**THE REQUEST:** Print the entries in full, word for word, but not the pictures.

**DATA FOR THIS EXERCISE:**

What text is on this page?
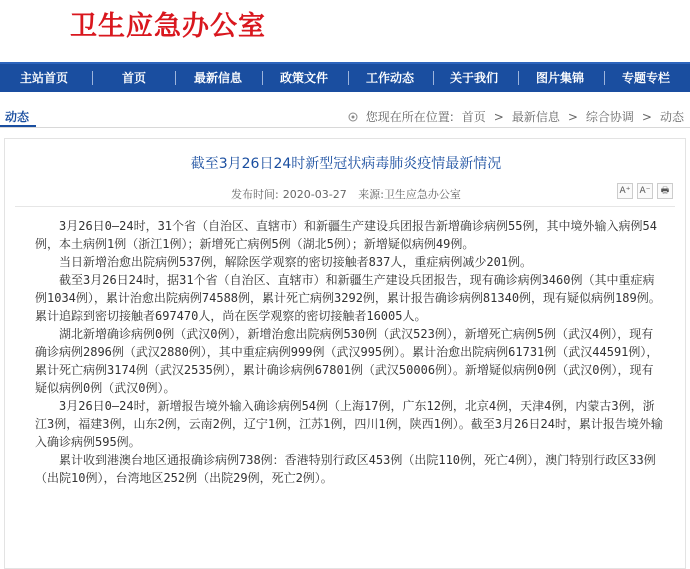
卫生应急办公室
主站首页	首页	最新信息	政策文件	工作动态	关于我们	图片集锦	专题专栏
动态	您现在所在位置: 首页 > 最新信息 > 综合协调 > 动态
截至3月26日24时新型冠状病毒肺炎疫情最新情况
发布时间: 2020-03-27 来源:卫生应急办公室	A⁺ A⁻	🖶

3月26日0—24时，31个省（自治区、直辖市）和新疆生产建设兵团报告新增确诊病例55例，其中境外输入病例54例，本土病例1例（浙江1例）；新增死亡病例5例（湖北5例）；新增疑似病例49例。

当日新增治愈出院病例537例，解除医学观察的密切接触者837人，重症病例减少201例。

截至3月26日24时，据31个省（自治区、直辖市）和新疆生产建设兵团报告，现有确诊病例3460例（其中重症病例1034例），累计治愈出院病例74588例，累计死亡病例3292例，累计报告确诊病例81340例，现有疑似病例189例。累计追踪到密切接触者697470人，尚在医学观察的密切接触者16005人。

湖北新增确诊病例0例（武汉0例），新增治愈出院病例530例（武汉523例），新增死亡病例5例（武汉4例），现有确诊病例2896例（武汉2880例），其中重症病例999例（武汉995例）。累计治愈出院病例61731例（武汉44591例），累计死亡病例3174例（武汉2535例），累计确诊病例67801例（武汉50006例）。新增疑似病例0例（武汉0例），现有疑似病例0例（武汉0例）。

3月26日0—24时，新增报告境外输入确诊病例54例（上海17例，广东12例，北京4例，天津4例，内蒙古3例，浙江3例，福建3例，山东2例，云南2例，辽宁1例，江苏1例，四川1例，陕西1例）。截至3月26日24时，累计报告境外输入确诊病例595例。

累计收到港澳台地区通报确诊病例738例：香港特别行政区453例（出院110例，死亡4例），澳门特别行政区33例（出院10例），台湾地区252例（出院29例，死亡2例）。
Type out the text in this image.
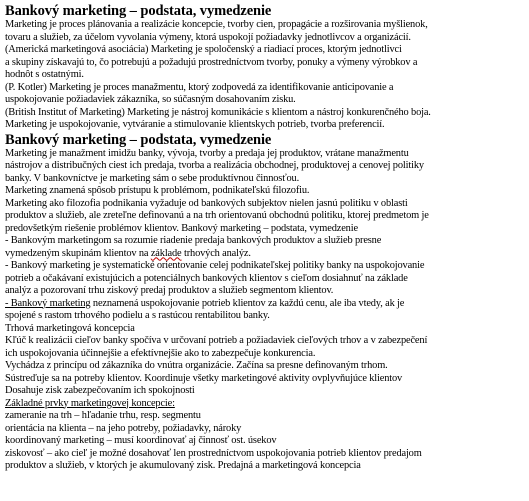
Bankový marketing – podstata, vymedzenie

Marketing je proces plánovania a realizácie koncepcie, tvorby cien, propagácie a rozširovania myšlienok,

tovaru a služieb, za účelom vyvolania výmeny, ktorá uspokojí požiadavky jednotlivcov a organizácií.

(Americká marketingová asociácia) Marketing je spoločenský a riadiací proces, ktorým jednotlivci

a skupiny získavajú to, čo potrebujú a požadujú prostredníctvom tvorby, ponuky a výmeny výrobkov a

hodnôt s ostatnými.

(P. Kotler) Marketing je proces manažmentu, ktorý zodpovedá za identifikovanie anticipovanie a

uspokojovanie požiadaviek zákazníka, so súčasným dosahovaním zisku.

(British Institut of Marketing) Marketing je nástroj komunikácie s klientom a nástroj konkurenčného boja.

Marketing je uspokojovanie, vytváranie a stimulovanie klientskych potrieb, tvorba preferencií.

Bankový marketing – podstata, vymedzenie

Marketing je manažment imidžu banky, vývoja, tvorby a predaja jej produktov, vrátane manažmentu

nástrojov a distribučných ciest ich predaja, tvorba a realizácia obchodnej, produktovej a cenovej politiky

banky. V bankovníctve je marketing sám o sebe produktívnou činnosťou.

Marketing znamená spôsob prístupu k problémom, podnikateľskú filozofiu.

Marketing ako filozofia podnikania vyžaduje od bankových subjektov nielen jasnú politiku v oblasti

produktov a služieb, ale zreteľne definovanú a na trh orientovanú obchodnú politiku, ktorej predmetom je

predovšetkým riešenie problémov klientov. Bankový marketing – podstata, vymedzenie

- Bankovým marketingom sa rozumie riadenie predaja bankových produktov a služieb presne

vymedzeným skupinám klientov na základe trhových analýz.

- Bankový marketing je systematické orientovanie celej podnikateľskej politiky banky na uspokojovanie

potrieb a očakávaní existujúcich a potenciálnych bankových klientov s cieľom dosiahnuť na základe

analýz a pozorovaní trhu ziskový predaj produktov a služieb segmentom klientov.

- Bankový marketing neznamená uspokojovanie potrieb klientov za každú cenu, ale iba vtedy, ak je

spojené s rastom trhového podielu a s rastúcou rentabilitou banky.

Trhová marketingová koncepcia

Kľúč k realizácii cieľov banky spočíva v určovaní potrieb a požiadaviek cieľových trhov a v zabezpečení

ich uspokojovania účinnejšie a efektívnejšie ako to zabezpečuje konkurencia.

Vychádza z princípu od zákazníka do vnútra organizácie. Začína sa presne definovaným trhom.

Sústreďuje sa na potreby klientov. Koordinuje všetky marketingové aktivity ovplyvňujúce klientov

Dosahuje zisk zabezpečovaním ich spokojnosti

Základné prvky marketingovej koncepcie:

zameranie na trh – hľadanie trhu, resp. segmentu

orientácia na klienta – na jeho potreby, požiadavky, nároky

koordinovaný marketing – musí koordinovať aj činnosť ost. úsekov

ziskovosť – ako cieľ je možné dosahovať len prostredníctvom uspokojovania potrieb klientov predajom

produktov a služieb, v ktorých je akumulovaný zisk. Predajná a marketingová koncepcia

**RESULT OF THIS TASK:**
What text is on this page?
卫生应急办公室
主站首页	首页	最新信息	政策文件	工作动态	关于我们	图片集锦	专题专栏
动态	您现在所在位置: 首页 > 最新信息 > 综合协调 > 动态
截至3月26日24时新型冠状病毒肺炎疫情最新情况
发布时间: 2020-03-27 来源:卫生应急办公室	A⁺ A⁻	🖶

3月26日0—24时，31个省（自治区、直辖市）和新疆生产建设兵团报告新增确诊病例55例，其中境外输入病例54例，本土病例1例（浙江1例）；新增死亡病例5例（湖北5例）；新增疑似病例49例。

当日新增治愈出院病例537例，解除医学观察的密切接触者837人，重症病例减少201例。

截至3月26日24时，据31个省（自治区、直辖市）和新疆生产建设兵团报告，现有确诊病例3460例（其中重症病例1034例），累计治愈出院病例74588例，累计死亡病例3292例，累计报告确诊病例81340例，现有疑似病例189例。累计追踪到密切接触者697470人，尚在医学观察的密切接触者16005人。

湖北新增确诊病例0例（武汉0例），新增治愈出院病例530例（武汉523例），新增死亡病例5例（武汉4例），现有确诊病例2896例（武汉2880例），其中重症病例999例（武汉995例）。累计治愈出院病例61731例（武汉44591例），累计死亡病例3174例（武汉2535例），累计确诊病例67801例（武汉50006例）。新增疑似病例0例（武汉0例），现有疑似病例0例（武汉0例）。

3月26日0—24时，新增报告境外输入确诊病例54例（上海17例，广东12例，北京4例，天津4例，内蒙古3例，浙江3例，福建3例，山东2例，云南2例，辽宁1例，江苏1例，四川1例，陕西1例）。截至3月26日24时，累计报告境外输入确诊病例595例。

累计收到港澳台地区通报确诊病例738例：香港特别行政区453例（出院110例，死亡4例），澳门特别行政区33例（出院10例），台湾地区252例（出院29例，死亡2例）。
Type out the text in this image.
Bankový marketing – podstata, vymedzenie

Marketing je proces plánovania a realizácie koncepcie, tvorby cien, propagácie a rozširovania myšlienok,

tovaru a služieb, za účelom vyvolania výmeny, ktorá uspokojí požiadavky jednotlivcov a organizácií.

(Americká marketingová asociácia) Marketing je spoločenský a riadiací proces, ktorým jednotlivci

a skupiny získavajú to, čo potrebujú a požadujú prostredníctvom tvorby, ponuky a výmeny výrobkov a

hodnôt s ostatnými.

(P. Kotler) Marketing je proces manažmentu, ktorý zodpovedá za identifikovanie anticipovanie a

uspokojovanie požiadaviek zákazníka, so súčasným dosahovaním zisku.

(British Institut of Marketing) Marketing je nástroj komunikácie s klientom a nástroj konkurenčného boja.

Marketing je uspokojovanie, vytváranie a stimulovanie klientskych potrieb, tvorba preferencií.

Bankový marketing – podstata, vymedzenie

Marketing je manažment imidžu banky, vývoja, tvorby a predaja jej produktov, vrátane manažmentu

nástrojov a distribučných ciest ich predaja, tvorba a realizácia obchodnej, produktovej a cenovej politiky

banky. V bankovníctve je marketing sám o sebe produktívnou činnosťou.

Marketing znamená spôsob prístupu k problémom, podnikateľskú filozofiu.

Marketing ako filozofia podnikania vyžaduje od bankových subjektov nielen jasnú politiku v oblasti

produktov a služieb, ale zreteľne definovanú a na trh orientovanú obchodnú politiku, ktorej predmetom je

predovšetkým riešenie problémov klientov. Bankový marketing – podstata, vymedzenie

- Bankovým marketingom sa rozumie riadenie predaja bankových produktov a služieb presne

vymedzeným skupinám klientov na základe trhových analýz.

- Bankový marketing je systematické orientovanie celej podnikateľskej politiky banky na uspokojovanie

potrieb a očakávaní existujúcich a potenciálnych bankových klientov s cieľom dosiahnuť na základe

analýz a pozorovaní trhu ziskový predaj produktov a služieb segmentom klientov.

- Bankový marketing neznamená uspokojovanie potrieb klientov za každú cenu, ale iba vtedy, ak je

spojené s rastom trhového podielu a s rastúcou rentabilitou banky.

Trhová marketingová koncepcia

Kľúč k realizácii cieľov banky spočíva v určovaní potrieb a požiadaviek cieľových trhov a v zabezpečení

ich uspokojovania účinnejšie a efektívnejšie ako to zabezpečuje konkurencia.

Vychádza z princípu od zákazníka do vnútra organizácie. Začína sa presne definovaným trhom.

Sústreďuje sa na potreby klientov. Koordinuje všetky marketingové aktivity ovplyvňujúce klientov

Dosahuje zisk zabezpečovaním ich spokojnosti

Základné prvky marketingovej koncepcie:

zameranie na trh – hľadanie trhu, resp. segmentu

orientácia na klienta – na jeho potreby, požiadavky, nároky

koordinovaný marketing – musí koordinovať aj činnosť ost. úsekov

ziskovosť – ako cieľ je možné dosahovať len prostredníctvom uspokojovania potrieb klientov predajom

produktov a služieb, v ktorých je akumulovaný zisk. Predajná a marketingová koncepcia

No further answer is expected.